- **What to do**
Reproduce every line in the listing that contains the word "Anhang".

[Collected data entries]
::::::::
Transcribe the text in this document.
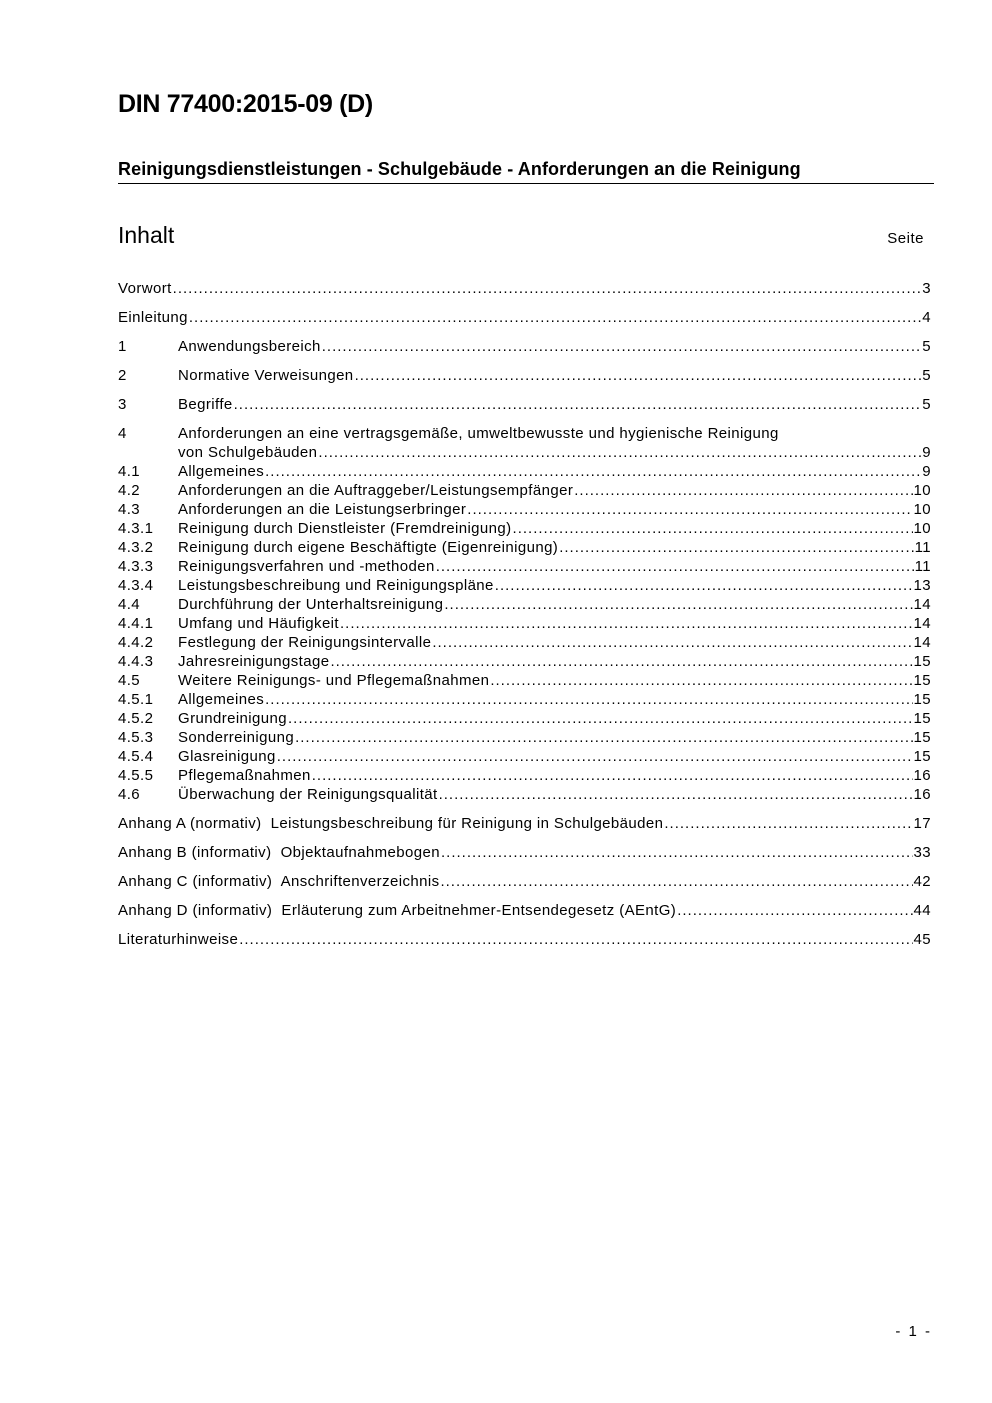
DIN 77400:2015-09 (D)
Reinigungsdienstleistungen - Schulgebäude - Anforderungen an die Reinigung
Inhalt	Seite
Vorwort .....	3
Einleitung .....	4
1	Anwendungsbereich .....	5
2	Normative Verweisungen .....	5
3	Begriffe .....	5
4	Anforderungen an eine vertragsgemäße, umweltbewusste und hygienische Reinigung
von Schulgebäuden .....	9
4.1	Allgemeines .....	9
4.2	Anforderungen an die Auftraggeber/Leistungsempfänger .....	10
4.3	Anforderungen an die Leistungserbringer .....	10
4.3.1	Reinigung durch Dienstleister (Fremdreinigung) .....	10
4.3.2	Reinigung durch eigene Beschäftigte (Eigenreinigung) .....	11
4.3.3	Reinigungsverfahren und -methoden .....	11
4.3.4	Leistungsbeschreibung und Reinigungspläne .....	13
4.4	Durchführung der Unterhaltsreinigung .....	14
4.4.1	Umfang und Häufigkeit .....	14
4.4.2	Festlegung der Reinigungsintervalle .....	14
4.4.3	Jahresreinigungstage .....	15
4.5	Weitere Reinigungs- und Pflegemaßnahmen .....	15
4.5.1	Allgemeines .....	15
4.5.2	Grundreinigung .....	15
4.5.3	Sonderreinigung .....	15
4.5.4	Glasreinigung .....	15
4.5.5	Pflegemaßnahmen .....	16
4.6	Überwachung der Reinigungsqualität .....	16
Anhang A (normativ)  Leistungsbeschreibung für Reinigung in Schulgebäuden .....	17
Anhang B (informativ)  Objektaufnahmebogen .....	33
Anhang C (informativ)  Anschriftenverzeichnis .....	42
Anhang D (informativ)  Erläuterung zum Arbeitnehmer-Entsendegesetz (AEntG) .....	44
Literaturhinweise .....	45
- 1 -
::::::::
- **Response to the task**
Anhang A (normativ)  Leistungsbeschreibung für Reinigung in Schulgebäuden .....	17
Anhang B (informativ)  Objektaufnahmebogen .....	33
Anhang C (informativ)  Anschriftenverzeichnis .....	42
Anhang D (informativ)  Erläuterung zum Arbeitnehmer-Entsendegesetz (AEntG) .....	44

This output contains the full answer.